***** Rows *****
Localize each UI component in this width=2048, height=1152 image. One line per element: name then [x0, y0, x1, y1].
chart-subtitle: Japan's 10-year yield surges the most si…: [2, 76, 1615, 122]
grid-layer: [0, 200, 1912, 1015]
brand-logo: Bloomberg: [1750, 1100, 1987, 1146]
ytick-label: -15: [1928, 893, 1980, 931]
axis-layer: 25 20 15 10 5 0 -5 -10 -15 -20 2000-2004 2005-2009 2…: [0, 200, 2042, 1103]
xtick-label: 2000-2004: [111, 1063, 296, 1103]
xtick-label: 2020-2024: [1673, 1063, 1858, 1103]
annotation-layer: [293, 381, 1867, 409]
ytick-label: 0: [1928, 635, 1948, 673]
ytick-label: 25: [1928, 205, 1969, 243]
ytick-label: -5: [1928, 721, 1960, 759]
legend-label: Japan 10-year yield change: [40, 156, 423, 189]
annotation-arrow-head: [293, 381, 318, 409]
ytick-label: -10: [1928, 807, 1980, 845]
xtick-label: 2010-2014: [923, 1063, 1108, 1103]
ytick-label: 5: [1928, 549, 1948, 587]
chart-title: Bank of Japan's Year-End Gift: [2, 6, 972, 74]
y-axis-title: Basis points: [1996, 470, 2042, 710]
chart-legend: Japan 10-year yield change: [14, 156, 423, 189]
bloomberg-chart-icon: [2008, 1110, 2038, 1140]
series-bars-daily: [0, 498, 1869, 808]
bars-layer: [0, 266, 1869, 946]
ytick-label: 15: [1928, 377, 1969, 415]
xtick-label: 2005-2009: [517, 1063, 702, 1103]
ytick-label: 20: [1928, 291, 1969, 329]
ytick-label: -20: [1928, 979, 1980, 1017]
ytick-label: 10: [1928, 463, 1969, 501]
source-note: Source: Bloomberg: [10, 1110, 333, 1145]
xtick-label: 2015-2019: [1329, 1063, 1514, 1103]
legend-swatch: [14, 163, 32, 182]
*****
**Task brief:** Copy out every item above word for word, changing nothing.

**Response:**
Localize each UI component in this width=2048, height=1152 image. One line per element: name then [x0, y0, x1, y1].
chart-subtitle: Japan's 10-year yield surges the most si…: [2, 76, 1615, 122]
grid-layer: [0, 200, 1912, 1015]
brand-logo: Bloomberg: [1750, 1100, 1987, 1146]
ytick-label: -15: [1928, 893, 1980, 931]
axis-layer: 25 20 15 10 5 0 -5 -10 -15 -20 2000-2004 2005-2009 2…: [0, 200, 2042, 1103]
xtick-label: 2000-2004: [111, 1063, 296, 1103]
xtick-label: 2020-2024: [1673, 1063, 1858, 1103]
annotation-layer: [293, 381, 1867, 409]
ytick-label: 0: [1928, 635, 1948, 673]
ytick-label: 25: [1928, 205, 1969, 243]
ytick-label: -5: [1928, 721, 1960, 759]
legend-label: Japan 10-year yield change: [40, 156, 423, 189]
annotation-arrow-head: [293, 381, 318, 409]
ytick-label: -10: [1928, 807, 1980, 845]
xtick-label: 2010-2014: [923, 1063, 1108, 1103]
ytick-label: 5: [1928, 549, 1948, 587]
chart-title: Bank of Japan's Year-End Gift: [2, 6, 972, 74]
y-axis-title: Basis points: [1996, 470, 2042, 710]
chart-legend: Japan 10-year yield change: [14, 156, 423, 189]
bloomberg-chart-icon: [2008, 1110, 2038, 1140]
series-bars-daily: [0, 498, 1869, 808]
bars-layer: [0, 266, 1869, 946]
ytick-label: 15: [1928, 377, 1969, 415]
xtick-label: 2005-2009: [517, 1063, 702, 1103]
ytick-label: 20: [1928, 291, 1969, 329]
ytick-label: -20: [1928, 979, 1980, 1017]
ytick-label: 10: [1928, 463, 1969, 501]
source-note: Source: Bloomberg: [10, 1110, 333, 1145]
xtick-label: 2015-2019: [1329, 1063, 1514, 1103]
legend-swatch: [14, 163, 32, 182]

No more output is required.